## [Brief]
Determine how many lines contain the string "period", then reply with that figure only.

--- Start Material for this exercise ---

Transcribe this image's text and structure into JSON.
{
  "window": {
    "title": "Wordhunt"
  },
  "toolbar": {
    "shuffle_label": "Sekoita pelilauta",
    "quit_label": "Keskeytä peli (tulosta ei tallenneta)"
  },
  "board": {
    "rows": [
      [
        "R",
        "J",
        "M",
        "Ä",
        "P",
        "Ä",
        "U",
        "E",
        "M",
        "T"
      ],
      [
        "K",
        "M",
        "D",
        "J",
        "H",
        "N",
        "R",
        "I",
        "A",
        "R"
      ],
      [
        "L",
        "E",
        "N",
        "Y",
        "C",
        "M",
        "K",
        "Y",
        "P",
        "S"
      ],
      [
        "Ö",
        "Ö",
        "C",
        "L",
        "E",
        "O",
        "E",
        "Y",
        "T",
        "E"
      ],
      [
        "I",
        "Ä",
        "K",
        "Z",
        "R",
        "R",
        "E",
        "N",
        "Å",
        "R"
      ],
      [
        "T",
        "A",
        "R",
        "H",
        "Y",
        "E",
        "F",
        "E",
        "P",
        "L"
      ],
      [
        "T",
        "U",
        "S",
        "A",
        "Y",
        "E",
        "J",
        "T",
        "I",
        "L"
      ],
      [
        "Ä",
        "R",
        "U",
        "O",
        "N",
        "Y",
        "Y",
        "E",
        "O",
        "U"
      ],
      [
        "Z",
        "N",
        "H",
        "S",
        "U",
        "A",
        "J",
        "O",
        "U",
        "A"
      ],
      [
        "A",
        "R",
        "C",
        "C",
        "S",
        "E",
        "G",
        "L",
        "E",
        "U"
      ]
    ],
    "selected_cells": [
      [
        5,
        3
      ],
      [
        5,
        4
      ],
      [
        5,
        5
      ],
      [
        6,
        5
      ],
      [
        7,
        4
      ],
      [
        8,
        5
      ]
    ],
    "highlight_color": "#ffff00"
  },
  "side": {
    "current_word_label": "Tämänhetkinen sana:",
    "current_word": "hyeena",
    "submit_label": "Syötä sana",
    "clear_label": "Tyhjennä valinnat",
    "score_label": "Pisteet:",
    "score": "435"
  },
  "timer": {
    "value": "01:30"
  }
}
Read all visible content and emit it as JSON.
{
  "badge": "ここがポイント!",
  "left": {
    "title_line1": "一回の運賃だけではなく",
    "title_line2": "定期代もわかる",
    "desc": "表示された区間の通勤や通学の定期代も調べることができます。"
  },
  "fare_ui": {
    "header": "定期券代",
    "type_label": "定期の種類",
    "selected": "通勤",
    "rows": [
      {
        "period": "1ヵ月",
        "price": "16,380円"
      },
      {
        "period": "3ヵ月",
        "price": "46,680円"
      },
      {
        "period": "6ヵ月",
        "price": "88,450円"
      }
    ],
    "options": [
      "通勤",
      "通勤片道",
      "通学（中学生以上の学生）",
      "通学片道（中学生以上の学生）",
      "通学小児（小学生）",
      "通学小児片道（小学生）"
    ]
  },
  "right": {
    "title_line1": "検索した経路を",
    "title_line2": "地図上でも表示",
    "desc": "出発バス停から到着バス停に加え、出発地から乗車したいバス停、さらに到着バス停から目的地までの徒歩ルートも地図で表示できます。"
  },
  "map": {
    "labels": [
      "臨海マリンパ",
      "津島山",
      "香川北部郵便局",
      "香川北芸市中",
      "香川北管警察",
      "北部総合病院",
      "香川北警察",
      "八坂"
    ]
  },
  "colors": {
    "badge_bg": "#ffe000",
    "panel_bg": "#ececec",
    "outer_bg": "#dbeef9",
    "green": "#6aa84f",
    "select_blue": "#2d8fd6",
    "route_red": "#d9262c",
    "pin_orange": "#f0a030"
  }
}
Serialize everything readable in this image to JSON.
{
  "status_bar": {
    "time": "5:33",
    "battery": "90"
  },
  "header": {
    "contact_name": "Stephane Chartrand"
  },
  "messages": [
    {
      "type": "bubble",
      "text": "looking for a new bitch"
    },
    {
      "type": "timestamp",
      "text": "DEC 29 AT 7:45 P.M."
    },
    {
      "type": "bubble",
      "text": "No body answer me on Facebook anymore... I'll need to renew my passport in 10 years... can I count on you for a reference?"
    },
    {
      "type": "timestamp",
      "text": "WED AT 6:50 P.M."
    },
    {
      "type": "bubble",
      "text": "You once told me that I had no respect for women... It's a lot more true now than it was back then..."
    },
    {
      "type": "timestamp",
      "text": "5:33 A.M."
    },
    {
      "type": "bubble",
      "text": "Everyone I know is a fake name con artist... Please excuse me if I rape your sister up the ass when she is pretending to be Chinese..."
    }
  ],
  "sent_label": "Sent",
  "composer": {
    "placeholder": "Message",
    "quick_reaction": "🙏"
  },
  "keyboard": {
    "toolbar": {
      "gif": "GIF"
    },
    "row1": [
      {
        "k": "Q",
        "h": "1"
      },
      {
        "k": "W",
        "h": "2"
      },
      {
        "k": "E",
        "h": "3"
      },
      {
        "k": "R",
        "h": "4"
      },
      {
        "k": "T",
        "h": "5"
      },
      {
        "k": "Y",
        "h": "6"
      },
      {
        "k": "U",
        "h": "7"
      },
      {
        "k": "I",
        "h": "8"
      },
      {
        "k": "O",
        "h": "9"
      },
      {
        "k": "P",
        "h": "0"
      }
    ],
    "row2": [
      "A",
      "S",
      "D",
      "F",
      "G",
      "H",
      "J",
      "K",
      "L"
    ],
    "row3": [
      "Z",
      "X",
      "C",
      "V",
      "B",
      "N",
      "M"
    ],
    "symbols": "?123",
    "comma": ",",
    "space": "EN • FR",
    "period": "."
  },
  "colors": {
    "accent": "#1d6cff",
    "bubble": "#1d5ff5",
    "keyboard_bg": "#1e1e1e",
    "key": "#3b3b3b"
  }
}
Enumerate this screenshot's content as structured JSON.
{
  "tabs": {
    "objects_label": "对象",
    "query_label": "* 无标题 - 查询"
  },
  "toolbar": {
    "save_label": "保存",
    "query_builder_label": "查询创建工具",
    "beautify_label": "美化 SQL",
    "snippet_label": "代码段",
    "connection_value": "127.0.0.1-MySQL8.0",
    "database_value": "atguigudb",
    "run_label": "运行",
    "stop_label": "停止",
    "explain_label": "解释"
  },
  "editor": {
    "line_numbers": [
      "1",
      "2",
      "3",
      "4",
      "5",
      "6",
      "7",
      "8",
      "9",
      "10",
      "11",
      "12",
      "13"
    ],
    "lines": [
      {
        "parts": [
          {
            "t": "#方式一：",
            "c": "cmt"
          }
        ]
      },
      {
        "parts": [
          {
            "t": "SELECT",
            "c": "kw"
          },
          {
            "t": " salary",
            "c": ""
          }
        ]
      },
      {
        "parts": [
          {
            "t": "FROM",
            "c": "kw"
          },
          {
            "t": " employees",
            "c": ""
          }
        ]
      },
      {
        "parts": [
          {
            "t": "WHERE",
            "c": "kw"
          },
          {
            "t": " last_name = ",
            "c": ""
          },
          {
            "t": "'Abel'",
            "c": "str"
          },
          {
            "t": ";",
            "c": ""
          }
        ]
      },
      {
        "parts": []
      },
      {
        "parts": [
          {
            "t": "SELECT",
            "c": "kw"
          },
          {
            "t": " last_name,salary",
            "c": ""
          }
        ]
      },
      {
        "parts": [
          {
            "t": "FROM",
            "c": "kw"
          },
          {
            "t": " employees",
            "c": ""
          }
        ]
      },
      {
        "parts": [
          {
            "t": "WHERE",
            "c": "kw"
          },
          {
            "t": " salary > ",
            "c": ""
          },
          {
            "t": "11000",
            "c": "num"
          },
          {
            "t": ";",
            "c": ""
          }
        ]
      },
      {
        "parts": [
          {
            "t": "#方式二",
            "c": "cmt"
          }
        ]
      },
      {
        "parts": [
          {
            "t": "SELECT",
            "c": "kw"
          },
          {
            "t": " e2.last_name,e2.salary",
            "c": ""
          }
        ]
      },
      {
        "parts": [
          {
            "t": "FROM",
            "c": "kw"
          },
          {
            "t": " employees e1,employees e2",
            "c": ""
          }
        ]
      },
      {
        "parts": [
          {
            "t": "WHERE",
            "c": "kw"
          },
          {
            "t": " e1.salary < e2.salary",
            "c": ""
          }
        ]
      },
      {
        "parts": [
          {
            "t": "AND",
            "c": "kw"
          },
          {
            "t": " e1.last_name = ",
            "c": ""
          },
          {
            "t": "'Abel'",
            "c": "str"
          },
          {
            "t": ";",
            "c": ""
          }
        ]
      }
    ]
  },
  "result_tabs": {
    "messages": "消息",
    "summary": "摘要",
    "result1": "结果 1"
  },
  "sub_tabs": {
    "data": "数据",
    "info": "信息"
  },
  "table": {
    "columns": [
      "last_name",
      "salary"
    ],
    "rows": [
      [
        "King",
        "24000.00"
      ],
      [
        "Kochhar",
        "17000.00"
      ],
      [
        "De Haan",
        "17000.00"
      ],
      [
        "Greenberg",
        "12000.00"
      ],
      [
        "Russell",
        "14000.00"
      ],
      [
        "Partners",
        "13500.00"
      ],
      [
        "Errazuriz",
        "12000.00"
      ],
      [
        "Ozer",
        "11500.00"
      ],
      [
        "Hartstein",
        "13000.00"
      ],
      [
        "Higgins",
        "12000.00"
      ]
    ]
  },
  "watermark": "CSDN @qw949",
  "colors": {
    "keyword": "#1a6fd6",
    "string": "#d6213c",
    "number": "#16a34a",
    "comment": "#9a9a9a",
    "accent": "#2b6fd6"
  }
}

--- End Material for this exercise ---

## [Answer below]
4